>> Start Data for this exercise

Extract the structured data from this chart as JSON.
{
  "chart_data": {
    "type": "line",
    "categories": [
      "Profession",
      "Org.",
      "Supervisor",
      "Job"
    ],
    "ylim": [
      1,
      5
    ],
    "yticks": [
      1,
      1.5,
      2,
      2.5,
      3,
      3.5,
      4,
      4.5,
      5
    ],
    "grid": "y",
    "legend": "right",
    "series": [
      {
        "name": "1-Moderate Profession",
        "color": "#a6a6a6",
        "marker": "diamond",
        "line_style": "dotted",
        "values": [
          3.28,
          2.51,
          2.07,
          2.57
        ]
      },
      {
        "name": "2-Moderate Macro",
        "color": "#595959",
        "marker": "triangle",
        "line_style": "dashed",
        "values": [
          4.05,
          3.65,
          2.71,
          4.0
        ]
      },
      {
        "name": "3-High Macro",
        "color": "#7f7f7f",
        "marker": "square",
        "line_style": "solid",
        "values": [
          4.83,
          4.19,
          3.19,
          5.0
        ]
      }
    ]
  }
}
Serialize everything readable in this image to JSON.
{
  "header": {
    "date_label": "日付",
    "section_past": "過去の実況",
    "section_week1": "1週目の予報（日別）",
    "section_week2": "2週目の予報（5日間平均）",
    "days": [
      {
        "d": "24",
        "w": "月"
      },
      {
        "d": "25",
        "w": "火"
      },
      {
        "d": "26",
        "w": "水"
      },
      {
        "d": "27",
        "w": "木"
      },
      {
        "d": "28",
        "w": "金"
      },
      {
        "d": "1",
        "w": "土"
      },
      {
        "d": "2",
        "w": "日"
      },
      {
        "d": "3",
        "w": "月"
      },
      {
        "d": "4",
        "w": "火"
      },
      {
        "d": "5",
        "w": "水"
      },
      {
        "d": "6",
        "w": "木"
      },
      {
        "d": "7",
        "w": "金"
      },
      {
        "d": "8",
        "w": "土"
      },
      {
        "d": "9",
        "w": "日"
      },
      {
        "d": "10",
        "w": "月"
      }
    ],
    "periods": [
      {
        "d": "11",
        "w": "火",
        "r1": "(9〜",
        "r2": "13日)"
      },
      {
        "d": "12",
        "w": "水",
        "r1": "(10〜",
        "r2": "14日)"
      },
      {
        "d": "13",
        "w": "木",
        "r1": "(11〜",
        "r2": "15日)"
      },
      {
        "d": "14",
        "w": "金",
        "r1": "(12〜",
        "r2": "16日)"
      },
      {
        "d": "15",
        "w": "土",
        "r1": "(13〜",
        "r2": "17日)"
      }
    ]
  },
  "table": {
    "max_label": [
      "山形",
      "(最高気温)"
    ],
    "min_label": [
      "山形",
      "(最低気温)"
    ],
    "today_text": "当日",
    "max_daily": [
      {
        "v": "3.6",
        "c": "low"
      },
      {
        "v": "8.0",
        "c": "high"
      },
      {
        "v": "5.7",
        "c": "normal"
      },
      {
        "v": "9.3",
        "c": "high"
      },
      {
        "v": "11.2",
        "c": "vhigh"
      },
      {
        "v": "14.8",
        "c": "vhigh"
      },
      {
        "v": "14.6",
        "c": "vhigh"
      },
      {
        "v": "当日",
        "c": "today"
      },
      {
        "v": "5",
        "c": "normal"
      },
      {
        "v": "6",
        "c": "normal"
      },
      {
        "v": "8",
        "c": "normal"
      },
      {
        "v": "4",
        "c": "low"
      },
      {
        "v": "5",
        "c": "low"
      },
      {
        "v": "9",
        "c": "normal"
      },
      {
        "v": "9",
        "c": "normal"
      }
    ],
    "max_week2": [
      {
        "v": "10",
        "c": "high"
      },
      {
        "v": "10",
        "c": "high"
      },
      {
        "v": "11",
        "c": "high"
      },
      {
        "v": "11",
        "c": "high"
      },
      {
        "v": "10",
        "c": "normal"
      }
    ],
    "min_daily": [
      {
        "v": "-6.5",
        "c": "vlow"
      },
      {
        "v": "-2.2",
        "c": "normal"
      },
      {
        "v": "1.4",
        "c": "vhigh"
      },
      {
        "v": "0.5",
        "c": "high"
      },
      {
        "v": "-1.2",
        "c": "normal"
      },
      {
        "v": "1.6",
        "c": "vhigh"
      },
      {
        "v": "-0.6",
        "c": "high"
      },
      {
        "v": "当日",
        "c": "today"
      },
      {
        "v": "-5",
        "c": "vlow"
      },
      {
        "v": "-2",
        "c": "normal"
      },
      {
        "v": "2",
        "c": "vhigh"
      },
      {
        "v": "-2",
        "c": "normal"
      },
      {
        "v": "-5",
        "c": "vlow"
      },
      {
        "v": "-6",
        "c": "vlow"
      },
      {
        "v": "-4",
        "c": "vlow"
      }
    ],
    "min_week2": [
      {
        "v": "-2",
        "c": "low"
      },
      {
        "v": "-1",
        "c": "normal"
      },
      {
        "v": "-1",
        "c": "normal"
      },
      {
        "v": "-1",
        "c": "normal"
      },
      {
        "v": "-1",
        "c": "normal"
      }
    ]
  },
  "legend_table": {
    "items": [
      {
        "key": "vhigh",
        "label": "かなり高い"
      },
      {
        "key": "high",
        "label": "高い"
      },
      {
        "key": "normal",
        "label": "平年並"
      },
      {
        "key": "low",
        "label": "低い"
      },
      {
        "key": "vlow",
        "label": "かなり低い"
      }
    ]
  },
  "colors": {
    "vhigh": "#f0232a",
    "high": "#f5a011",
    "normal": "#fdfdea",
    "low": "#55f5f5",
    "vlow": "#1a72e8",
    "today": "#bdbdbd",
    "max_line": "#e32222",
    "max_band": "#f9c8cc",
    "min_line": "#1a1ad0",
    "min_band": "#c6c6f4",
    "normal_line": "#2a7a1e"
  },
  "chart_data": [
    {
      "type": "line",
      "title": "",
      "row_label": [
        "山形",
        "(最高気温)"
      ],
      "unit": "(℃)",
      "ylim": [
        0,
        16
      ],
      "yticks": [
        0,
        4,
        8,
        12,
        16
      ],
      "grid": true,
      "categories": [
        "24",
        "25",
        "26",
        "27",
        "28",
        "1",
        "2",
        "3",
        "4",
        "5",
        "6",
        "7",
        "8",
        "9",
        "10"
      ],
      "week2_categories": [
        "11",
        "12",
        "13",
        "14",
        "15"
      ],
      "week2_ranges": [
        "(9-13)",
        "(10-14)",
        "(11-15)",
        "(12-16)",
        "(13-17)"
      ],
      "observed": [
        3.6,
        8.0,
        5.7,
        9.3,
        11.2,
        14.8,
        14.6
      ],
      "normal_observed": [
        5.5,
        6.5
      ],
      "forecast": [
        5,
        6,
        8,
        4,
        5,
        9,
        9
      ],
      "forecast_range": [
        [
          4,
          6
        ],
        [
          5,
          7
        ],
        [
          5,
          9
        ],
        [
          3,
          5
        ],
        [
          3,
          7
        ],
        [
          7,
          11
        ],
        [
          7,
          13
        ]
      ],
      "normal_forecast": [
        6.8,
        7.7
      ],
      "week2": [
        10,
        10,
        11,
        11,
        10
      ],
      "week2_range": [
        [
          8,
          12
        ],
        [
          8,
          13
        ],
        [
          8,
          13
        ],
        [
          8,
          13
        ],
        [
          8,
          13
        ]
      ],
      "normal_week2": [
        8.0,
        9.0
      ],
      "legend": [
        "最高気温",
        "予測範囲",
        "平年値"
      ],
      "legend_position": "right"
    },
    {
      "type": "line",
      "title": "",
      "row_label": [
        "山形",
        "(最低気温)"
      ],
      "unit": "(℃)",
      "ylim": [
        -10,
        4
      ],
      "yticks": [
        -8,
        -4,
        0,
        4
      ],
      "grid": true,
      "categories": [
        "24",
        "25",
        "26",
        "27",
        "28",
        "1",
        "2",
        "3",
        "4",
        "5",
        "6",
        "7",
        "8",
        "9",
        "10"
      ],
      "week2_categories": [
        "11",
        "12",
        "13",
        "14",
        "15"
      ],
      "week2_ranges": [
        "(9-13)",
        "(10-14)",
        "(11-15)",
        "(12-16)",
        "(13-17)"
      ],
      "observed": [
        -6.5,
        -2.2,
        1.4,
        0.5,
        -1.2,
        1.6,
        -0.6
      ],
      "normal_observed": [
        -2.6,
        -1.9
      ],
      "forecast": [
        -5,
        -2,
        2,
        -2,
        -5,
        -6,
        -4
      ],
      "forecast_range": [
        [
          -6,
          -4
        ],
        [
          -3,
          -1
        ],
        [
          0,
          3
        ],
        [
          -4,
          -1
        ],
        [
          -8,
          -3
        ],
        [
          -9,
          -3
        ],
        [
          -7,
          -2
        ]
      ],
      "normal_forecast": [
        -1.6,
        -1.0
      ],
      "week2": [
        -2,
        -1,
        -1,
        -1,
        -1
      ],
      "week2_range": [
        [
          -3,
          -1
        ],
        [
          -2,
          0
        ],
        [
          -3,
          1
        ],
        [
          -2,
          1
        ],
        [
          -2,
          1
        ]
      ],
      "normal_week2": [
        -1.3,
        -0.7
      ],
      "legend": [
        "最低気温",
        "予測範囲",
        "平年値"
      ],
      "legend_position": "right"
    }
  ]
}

>> End Data for this exercise

[To be done]: Collect each line holding the string "marker".

[Solution to this task]:
        "marker": "diamond",
        "marker": "triangle",
        "marker": "square",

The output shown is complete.